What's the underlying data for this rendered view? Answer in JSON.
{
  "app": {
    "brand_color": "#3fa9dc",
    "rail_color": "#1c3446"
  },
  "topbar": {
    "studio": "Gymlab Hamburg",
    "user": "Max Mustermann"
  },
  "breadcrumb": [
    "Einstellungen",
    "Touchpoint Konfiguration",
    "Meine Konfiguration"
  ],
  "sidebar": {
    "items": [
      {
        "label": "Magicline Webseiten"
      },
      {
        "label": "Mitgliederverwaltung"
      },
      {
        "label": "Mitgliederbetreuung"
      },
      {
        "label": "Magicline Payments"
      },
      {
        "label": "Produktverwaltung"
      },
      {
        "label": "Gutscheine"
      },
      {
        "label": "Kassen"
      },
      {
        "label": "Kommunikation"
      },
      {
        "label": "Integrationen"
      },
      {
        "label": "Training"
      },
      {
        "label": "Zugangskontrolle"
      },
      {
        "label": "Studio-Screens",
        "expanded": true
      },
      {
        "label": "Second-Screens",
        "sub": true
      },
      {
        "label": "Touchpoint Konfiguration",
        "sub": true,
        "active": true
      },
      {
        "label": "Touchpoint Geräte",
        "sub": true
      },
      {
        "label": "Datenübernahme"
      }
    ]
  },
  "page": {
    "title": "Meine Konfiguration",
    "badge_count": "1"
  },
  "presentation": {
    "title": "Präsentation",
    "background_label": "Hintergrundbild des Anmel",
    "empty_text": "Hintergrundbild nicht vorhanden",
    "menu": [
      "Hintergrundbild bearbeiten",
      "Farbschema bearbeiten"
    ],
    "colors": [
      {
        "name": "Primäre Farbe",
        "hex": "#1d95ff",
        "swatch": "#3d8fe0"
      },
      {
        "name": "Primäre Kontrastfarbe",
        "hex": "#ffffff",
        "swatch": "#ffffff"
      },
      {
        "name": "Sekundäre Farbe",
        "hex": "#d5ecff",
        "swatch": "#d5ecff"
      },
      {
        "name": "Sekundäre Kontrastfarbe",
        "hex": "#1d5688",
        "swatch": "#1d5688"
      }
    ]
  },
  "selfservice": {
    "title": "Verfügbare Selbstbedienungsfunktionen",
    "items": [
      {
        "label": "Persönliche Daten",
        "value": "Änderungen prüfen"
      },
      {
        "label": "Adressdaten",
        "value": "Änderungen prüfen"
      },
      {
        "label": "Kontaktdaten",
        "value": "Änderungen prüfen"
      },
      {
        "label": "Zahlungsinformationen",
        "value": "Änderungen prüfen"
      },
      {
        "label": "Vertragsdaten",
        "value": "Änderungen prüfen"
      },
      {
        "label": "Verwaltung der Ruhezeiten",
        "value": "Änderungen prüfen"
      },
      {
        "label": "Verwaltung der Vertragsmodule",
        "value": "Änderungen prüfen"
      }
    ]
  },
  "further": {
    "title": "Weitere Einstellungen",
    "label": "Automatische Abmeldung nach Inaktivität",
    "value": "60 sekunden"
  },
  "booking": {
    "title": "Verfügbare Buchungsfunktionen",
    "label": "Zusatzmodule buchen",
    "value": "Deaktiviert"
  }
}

....................

Print every line of the records exactly. Omit nothing.

--- FINISHED ANSWER ---
What's the underlying data for this rendered view? Answer in JSON.
{
  "app": {
    "brand_color": "#3fa9dc",
    "rail_color": "#1c3446"
  },
  "topbar": {
    "studio": "Gymlab Hamburg",
    "user": "Max Mustermann"
  },
  "breadcrumb": [
    "Einstellungen",
    "Touchpoint Konfiguration",
    "Meine Konfiguration"
  ],
  "sidebar": {
    "items": [
      {
        "label": "Magicline Webseiten"
      },
      {
        "label": "Mitgliederverwaltung"
      },
      {
        "label": "Mitgliederbetreuung"
      },
      {
        "label": "Magicline Payments"
      },
      {
        "label": "Produktverwaltung"
      },
      {
        "label": "Gutscheine"
      },
      {
        "label": "Kassen"
      },
      {
        "label": "Kommunikation"
      },
      {
        "label": "Integrationen"
      },
      {
        "label": "Training"
      },
      {
        "label": "Zugangskontrolle"
      },
      {
        "label": "Studio-Screens",
        "expanded": true
      },
      {
        "label": "Second-Screens",
        "sub": true
      },
      {
        "label": "Touchpoint Konfiguration",
        "sub": true,
        "active": true
      },
      {
        "label": "Touchpoint Geräte",
        "sub": true
      },
      {
        "label": "Datenübernahme"
      }
    ]
  },
  "page": {
    "title": "Meine Konfiguration",
    "badge_count": "1"
  },
  "presentation": {
    "title": "Präsentation",
    "background_label": "Hintergrundbild des Anmel",
    "empty_text": "Hintergrundbild nicht vorhanden",
    "menu": [
      "Hintergrundbild bearbeiten",
      "Farbschema bearbeiten"
    ],
    "colors": [
      {
        "name": "Primäre Farbe",
        "hex": "#1d95ff",
        "swatch": "#3d8fe0"
      },
      {
        "name": "Primäre Kontrastfarbe",
        "hex": "#ffffff",
        "swatch": "#ffffff"
      },
      {
        "name": "Sekundäre Farbe",
        "hex": "#d5ecff",
        "swatch": "#d5ecff"
      },
      {
        "name": "Sekundäre Kontrastfarbe",
        "hex": "#1d5688",
        "swatch": "#1d5688"
      }
    ]
  },
  "selfservice": {
    "title": "Verfügbare Selbstbedienungsfunktionen",
    "items": [
      {
        "label": "Persönliche Daten",
        "value": "Änderungen prüfen"
      },
      {
        "label": "Adressdaten",
        "value": "Änderungen prüfen"
      },
      {
        "label": "Kontaktdaten",
        "value": "Änderungen prüfen"
      },
      {
        "label": "Zahlungsinformationen",
        "value": "Änderungen prüfen"
      },
      {
        "label": "Vertragsdaten",
        "value": "Änderungen prüfen"
      },
      {
        "label": "Verwaltung der Ruhezeiten",
        "value": "Änderungen prüfen"
      },
      {
        "label": "Verwaltung der Vertragsmodule",
        "value": "Änderungen prüfen"
      }
    ]
  },
  "further": {
    "title": "Weitere Einstellungen",
    "label": "Automatische Abmeldung nach Inaktivität",
    "value": "60 sekunden"
  },
  "booking": {
    "title": "Verfügbare Buchungsfunktionen",
    "label": "Zusatzmodule buchen",
    "value": "Deaktiviert"
  }
}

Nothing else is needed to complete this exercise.